Collection entries:

[START]

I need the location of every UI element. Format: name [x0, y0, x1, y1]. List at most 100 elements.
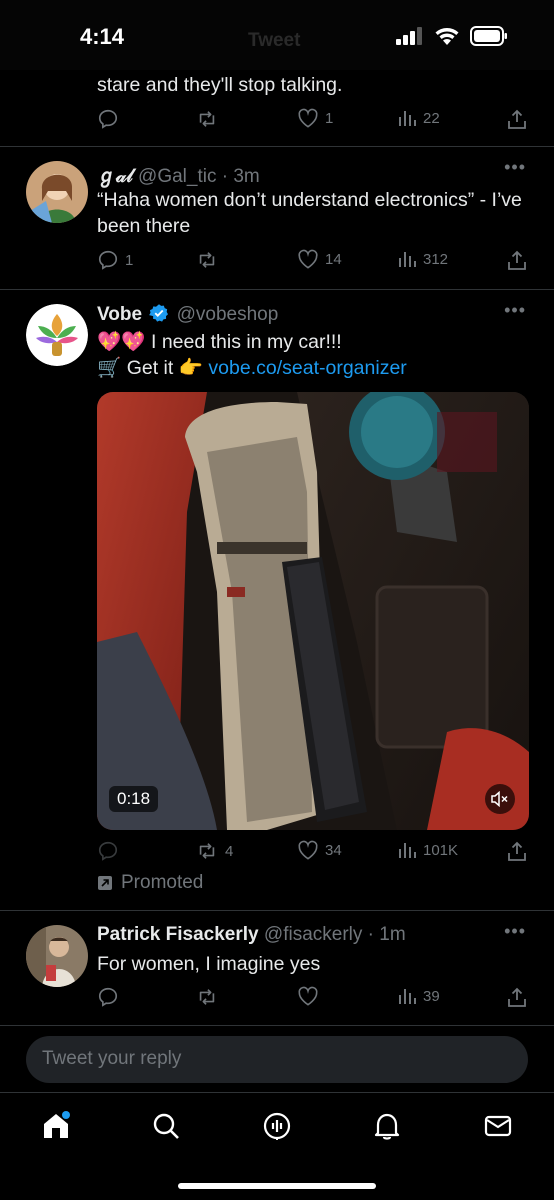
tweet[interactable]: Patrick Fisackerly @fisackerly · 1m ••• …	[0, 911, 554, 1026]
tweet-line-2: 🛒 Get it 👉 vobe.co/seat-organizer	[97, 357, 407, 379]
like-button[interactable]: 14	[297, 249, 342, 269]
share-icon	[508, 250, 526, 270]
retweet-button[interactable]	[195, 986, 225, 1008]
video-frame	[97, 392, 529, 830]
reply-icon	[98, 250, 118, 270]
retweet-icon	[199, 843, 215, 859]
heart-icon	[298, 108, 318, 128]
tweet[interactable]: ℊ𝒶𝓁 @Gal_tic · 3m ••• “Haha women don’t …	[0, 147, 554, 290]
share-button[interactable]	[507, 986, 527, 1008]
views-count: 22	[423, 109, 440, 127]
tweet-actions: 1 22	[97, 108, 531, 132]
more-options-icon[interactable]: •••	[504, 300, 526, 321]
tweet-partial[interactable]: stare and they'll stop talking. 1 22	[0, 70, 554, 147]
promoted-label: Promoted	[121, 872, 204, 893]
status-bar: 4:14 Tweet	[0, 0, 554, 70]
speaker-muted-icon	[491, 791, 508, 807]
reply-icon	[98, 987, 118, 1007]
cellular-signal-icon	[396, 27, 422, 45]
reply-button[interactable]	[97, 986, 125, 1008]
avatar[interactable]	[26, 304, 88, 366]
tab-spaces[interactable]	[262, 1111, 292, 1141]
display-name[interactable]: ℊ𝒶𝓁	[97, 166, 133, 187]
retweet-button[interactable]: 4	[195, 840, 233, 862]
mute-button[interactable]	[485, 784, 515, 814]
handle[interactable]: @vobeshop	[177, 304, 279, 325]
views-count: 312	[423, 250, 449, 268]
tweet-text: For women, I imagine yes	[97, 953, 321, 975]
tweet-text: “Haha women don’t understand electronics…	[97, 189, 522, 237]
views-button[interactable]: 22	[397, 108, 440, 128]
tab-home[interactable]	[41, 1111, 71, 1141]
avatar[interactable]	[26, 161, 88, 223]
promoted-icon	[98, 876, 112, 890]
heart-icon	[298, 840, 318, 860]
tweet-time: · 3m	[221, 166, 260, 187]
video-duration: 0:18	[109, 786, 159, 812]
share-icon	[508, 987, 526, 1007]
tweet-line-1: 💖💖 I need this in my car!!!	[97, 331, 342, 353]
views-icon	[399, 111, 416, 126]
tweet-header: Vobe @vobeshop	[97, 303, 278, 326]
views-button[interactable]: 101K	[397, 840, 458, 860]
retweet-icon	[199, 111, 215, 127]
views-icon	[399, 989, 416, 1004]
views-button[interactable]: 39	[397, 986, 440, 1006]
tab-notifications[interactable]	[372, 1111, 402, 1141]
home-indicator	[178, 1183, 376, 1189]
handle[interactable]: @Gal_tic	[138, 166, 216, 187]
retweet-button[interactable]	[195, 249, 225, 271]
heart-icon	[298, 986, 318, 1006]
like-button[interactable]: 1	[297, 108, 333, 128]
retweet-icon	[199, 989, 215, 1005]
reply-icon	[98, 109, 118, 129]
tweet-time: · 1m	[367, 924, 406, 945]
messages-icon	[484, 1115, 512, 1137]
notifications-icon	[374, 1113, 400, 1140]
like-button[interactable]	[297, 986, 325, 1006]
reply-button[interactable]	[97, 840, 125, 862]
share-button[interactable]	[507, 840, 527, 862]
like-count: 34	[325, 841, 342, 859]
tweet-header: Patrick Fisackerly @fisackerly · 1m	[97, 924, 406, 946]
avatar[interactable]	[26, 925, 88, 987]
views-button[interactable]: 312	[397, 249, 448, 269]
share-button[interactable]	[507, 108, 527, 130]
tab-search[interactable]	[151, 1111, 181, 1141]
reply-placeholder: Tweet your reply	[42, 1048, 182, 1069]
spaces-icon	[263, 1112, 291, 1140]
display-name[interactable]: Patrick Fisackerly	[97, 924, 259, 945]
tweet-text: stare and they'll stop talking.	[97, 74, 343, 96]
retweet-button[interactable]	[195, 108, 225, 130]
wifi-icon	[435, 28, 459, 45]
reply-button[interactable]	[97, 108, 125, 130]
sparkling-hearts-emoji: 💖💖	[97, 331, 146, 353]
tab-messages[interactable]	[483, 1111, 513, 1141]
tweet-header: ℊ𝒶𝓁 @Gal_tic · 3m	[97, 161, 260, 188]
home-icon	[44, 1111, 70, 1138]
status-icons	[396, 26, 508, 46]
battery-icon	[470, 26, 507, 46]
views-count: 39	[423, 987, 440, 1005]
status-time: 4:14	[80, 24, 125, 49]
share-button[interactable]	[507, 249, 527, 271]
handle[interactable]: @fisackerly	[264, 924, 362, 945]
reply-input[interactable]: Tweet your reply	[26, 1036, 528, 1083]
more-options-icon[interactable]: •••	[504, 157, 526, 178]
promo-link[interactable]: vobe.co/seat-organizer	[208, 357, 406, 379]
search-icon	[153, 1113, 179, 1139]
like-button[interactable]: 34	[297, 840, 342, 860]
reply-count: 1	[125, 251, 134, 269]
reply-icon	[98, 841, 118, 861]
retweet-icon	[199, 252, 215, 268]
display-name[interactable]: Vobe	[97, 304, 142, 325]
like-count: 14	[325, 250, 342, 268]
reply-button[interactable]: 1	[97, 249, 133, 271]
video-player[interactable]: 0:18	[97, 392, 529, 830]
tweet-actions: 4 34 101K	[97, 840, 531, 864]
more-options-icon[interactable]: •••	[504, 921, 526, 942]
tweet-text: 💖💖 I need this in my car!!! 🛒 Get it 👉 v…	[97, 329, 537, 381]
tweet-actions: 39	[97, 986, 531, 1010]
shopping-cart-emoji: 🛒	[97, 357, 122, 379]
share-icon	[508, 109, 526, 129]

[END]
[START]

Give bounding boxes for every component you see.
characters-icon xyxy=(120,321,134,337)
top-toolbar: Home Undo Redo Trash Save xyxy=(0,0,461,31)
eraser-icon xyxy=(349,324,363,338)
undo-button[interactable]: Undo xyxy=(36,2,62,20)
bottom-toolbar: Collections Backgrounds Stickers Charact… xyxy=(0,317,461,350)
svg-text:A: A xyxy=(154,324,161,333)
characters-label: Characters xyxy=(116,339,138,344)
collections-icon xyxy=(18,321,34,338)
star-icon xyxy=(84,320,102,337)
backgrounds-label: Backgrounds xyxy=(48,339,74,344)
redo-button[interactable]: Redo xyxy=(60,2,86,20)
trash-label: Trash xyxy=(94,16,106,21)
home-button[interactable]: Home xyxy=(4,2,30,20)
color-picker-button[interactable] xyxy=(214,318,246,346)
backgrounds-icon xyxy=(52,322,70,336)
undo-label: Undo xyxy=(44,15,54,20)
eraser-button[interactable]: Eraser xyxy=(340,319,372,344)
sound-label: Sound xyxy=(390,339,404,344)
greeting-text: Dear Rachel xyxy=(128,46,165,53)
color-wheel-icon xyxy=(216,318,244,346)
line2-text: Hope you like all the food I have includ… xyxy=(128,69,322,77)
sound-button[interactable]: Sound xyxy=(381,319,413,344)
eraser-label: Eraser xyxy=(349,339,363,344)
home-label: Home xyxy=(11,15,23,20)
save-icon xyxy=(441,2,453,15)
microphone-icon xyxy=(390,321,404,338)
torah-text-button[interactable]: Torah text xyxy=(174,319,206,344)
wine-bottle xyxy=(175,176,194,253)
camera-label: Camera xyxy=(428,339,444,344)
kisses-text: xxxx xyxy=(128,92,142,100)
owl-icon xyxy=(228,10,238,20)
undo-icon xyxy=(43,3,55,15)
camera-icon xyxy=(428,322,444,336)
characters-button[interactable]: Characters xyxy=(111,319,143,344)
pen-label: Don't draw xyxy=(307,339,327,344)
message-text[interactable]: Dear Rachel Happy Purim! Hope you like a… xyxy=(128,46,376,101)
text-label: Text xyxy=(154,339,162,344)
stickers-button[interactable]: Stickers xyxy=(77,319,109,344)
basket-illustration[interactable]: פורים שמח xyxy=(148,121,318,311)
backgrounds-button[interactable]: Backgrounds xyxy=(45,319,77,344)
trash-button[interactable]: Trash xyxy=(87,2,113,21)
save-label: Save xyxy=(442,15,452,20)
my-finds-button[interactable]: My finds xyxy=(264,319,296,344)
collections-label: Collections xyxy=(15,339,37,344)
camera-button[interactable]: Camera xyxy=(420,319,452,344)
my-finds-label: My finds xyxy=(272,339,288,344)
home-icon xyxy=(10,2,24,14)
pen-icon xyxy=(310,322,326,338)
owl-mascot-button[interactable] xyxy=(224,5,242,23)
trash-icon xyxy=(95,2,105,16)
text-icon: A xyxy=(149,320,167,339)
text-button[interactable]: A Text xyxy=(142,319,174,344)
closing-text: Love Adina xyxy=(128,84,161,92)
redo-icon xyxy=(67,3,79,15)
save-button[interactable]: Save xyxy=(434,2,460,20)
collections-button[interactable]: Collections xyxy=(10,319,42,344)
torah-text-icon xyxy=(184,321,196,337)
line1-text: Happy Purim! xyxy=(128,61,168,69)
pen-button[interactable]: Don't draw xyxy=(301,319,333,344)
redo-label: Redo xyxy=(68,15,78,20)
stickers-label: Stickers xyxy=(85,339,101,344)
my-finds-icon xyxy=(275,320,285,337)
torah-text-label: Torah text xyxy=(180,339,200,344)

[END]

EXERCISE DESCRIPTION: Duplicate the lines above, from the line with "Give bounding boxes" to the line with "characters-label: Characters xyxy=(116,339,138,344)".

TASK OUTPUT:
Give bounding boxes for every component you see.
characters-icon xyxy=(120,321,134,337)
top-toolbar: Home Undo Redo Trash Save xyxy=(0,0,461,31)
eraser-icon xyxy=(349,324,363,338)
undo-button[interactable]: Undo xyxy=(36,2,62,20)
bottom-toolbar: Collections Backgrounds Stickers Charact… xyxy=(0,317,461,350)
svg-text:A: A xyxy=(154,324,161,333)
characters-label: Characters xyxy=(116,339,138,344)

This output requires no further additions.